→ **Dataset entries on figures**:
*****

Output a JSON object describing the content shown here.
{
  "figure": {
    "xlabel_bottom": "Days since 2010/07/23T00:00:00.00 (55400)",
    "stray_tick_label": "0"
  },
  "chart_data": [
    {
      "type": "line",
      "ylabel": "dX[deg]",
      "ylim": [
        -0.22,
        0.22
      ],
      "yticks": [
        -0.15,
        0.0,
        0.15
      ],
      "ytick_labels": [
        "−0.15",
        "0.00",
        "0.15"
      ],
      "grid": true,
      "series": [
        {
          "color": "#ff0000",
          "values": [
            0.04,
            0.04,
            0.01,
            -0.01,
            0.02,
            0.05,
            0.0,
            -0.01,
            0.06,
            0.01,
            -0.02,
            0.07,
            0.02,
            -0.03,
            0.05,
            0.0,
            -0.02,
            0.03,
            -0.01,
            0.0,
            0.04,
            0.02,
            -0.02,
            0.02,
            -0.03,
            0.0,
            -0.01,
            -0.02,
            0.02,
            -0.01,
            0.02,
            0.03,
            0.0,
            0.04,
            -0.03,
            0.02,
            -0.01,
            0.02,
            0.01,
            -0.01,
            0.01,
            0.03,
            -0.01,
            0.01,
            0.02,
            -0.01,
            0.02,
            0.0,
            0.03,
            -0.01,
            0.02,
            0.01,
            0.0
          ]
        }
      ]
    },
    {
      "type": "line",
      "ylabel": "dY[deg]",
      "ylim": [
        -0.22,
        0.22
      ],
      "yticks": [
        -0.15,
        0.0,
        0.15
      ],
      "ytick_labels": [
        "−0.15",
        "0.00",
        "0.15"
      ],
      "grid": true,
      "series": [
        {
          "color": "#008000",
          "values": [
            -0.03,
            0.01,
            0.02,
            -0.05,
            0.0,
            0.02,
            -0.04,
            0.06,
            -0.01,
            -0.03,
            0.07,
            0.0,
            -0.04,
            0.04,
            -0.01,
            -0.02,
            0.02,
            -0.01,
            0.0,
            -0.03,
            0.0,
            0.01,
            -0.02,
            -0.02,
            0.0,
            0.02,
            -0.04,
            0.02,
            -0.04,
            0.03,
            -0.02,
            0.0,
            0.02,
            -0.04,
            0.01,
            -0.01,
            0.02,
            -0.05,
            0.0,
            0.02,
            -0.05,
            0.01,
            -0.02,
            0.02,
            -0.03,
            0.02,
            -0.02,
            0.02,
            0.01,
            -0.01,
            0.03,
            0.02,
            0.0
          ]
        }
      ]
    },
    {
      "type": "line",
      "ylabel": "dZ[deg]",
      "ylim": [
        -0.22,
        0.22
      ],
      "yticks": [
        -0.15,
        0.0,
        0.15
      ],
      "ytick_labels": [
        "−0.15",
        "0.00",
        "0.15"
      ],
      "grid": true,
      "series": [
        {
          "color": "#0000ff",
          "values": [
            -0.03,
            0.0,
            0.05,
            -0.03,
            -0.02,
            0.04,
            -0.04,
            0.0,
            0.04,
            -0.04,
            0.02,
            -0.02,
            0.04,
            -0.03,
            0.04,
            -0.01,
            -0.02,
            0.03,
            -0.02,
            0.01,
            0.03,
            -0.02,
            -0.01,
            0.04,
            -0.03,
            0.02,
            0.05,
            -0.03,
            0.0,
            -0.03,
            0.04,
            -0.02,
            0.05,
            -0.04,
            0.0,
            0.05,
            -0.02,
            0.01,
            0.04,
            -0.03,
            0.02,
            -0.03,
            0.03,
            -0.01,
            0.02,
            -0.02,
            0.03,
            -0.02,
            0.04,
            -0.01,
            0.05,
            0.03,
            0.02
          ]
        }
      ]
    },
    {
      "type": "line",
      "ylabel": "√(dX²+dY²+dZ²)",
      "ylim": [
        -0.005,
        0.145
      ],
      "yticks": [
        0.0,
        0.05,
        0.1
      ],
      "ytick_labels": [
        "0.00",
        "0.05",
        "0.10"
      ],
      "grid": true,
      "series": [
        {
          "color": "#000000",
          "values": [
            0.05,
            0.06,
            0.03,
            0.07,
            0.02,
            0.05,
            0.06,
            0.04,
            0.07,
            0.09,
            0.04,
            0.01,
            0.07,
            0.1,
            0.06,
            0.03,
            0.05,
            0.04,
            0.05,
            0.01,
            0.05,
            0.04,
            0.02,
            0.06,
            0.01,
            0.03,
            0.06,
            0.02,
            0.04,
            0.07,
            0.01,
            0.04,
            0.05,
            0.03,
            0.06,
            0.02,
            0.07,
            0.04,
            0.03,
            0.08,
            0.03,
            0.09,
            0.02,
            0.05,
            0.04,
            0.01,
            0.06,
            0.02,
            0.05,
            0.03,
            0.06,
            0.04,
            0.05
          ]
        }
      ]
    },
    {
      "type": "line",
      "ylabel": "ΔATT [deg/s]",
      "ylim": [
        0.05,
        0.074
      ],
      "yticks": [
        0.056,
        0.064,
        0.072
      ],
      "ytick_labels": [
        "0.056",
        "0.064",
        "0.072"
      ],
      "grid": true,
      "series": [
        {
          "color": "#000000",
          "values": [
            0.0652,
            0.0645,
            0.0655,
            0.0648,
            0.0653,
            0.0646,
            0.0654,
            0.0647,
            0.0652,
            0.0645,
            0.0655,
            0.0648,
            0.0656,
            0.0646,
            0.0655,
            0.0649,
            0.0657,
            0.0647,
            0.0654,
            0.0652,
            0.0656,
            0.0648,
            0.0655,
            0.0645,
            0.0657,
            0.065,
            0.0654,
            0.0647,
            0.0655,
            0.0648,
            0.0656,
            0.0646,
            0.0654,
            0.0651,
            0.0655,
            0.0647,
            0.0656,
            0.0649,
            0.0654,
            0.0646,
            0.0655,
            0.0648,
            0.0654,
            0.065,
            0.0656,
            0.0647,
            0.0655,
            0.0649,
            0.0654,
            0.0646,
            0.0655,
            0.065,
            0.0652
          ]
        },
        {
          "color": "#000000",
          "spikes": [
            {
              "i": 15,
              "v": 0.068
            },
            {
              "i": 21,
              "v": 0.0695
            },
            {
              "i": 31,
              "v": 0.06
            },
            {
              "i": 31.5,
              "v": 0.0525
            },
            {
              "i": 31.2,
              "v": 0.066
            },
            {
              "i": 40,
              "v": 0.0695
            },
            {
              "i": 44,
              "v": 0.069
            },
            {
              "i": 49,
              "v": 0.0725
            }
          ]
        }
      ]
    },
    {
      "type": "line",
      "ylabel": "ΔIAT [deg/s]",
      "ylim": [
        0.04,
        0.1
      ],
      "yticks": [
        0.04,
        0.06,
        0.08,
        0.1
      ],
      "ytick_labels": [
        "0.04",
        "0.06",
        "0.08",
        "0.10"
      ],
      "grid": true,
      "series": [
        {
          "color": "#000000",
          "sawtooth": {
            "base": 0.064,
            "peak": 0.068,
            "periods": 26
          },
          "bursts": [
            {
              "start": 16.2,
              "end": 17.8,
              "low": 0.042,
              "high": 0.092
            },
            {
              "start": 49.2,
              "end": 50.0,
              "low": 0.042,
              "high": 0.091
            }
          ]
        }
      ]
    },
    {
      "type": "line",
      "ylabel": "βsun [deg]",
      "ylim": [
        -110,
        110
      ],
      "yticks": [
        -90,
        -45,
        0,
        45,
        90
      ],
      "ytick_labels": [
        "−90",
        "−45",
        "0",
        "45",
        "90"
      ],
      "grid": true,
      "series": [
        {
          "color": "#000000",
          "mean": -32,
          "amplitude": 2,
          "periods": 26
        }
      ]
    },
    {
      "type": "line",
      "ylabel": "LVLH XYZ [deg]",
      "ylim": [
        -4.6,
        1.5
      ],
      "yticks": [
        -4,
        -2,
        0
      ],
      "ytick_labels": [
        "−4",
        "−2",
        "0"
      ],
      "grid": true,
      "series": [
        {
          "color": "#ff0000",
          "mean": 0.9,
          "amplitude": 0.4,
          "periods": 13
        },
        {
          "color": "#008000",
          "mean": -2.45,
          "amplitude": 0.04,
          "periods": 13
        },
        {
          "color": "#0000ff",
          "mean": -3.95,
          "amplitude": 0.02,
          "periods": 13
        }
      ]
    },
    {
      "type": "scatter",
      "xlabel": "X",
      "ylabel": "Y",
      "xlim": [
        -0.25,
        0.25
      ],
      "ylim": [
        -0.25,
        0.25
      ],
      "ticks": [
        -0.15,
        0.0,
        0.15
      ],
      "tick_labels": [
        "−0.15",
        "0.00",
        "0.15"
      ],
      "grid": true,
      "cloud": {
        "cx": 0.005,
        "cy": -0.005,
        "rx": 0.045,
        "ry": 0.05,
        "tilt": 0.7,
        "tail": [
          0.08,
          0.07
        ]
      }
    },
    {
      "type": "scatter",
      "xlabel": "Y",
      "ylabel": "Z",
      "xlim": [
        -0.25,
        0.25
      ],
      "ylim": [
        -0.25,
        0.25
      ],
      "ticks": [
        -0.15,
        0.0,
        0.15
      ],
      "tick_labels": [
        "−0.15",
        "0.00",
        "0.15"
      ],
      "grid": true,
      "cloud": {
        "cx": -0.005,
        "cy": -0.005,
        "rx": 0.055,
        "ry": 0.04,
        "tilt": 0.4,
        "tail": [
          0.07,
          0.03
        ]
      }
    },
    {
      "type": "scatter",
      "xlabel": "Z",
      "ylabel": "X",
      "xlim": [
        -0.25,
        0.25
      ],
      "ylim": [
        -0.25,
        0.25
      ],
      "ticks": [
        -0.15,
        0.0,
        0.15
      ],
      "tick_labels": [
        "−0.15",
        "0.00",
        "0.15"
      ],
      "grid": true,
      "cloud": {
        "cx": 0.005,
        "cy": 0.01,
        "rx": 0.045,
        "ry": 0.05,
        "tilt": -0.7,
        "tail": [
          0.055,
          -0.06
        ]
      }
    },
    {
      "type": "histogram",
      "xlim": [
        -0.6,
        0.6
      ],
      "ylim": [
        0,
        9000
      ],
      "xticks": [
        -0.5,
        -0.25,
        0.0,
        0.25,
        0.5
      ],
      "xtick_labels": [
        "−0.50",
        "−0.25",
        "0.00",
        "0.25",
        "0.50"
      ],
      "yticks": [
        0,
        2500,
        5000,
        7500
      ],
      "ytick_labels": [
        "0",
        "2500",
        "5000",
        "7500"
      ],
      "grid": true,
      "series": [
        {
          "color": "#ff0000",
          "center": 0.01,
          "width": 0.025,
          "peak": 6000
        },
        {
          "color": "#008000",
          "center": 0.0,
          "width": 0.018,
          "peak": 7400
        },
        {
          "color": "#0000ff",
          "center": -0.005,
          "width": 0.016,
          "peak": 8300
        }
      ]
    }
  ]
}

*****

→ **Task brief**:
List the lines of the material in which the word "peak" occurs.

→ **Expected answer**:
            "peak": 0.068,
          "peak": 6000
          "peak": 7400
          "peak": 8300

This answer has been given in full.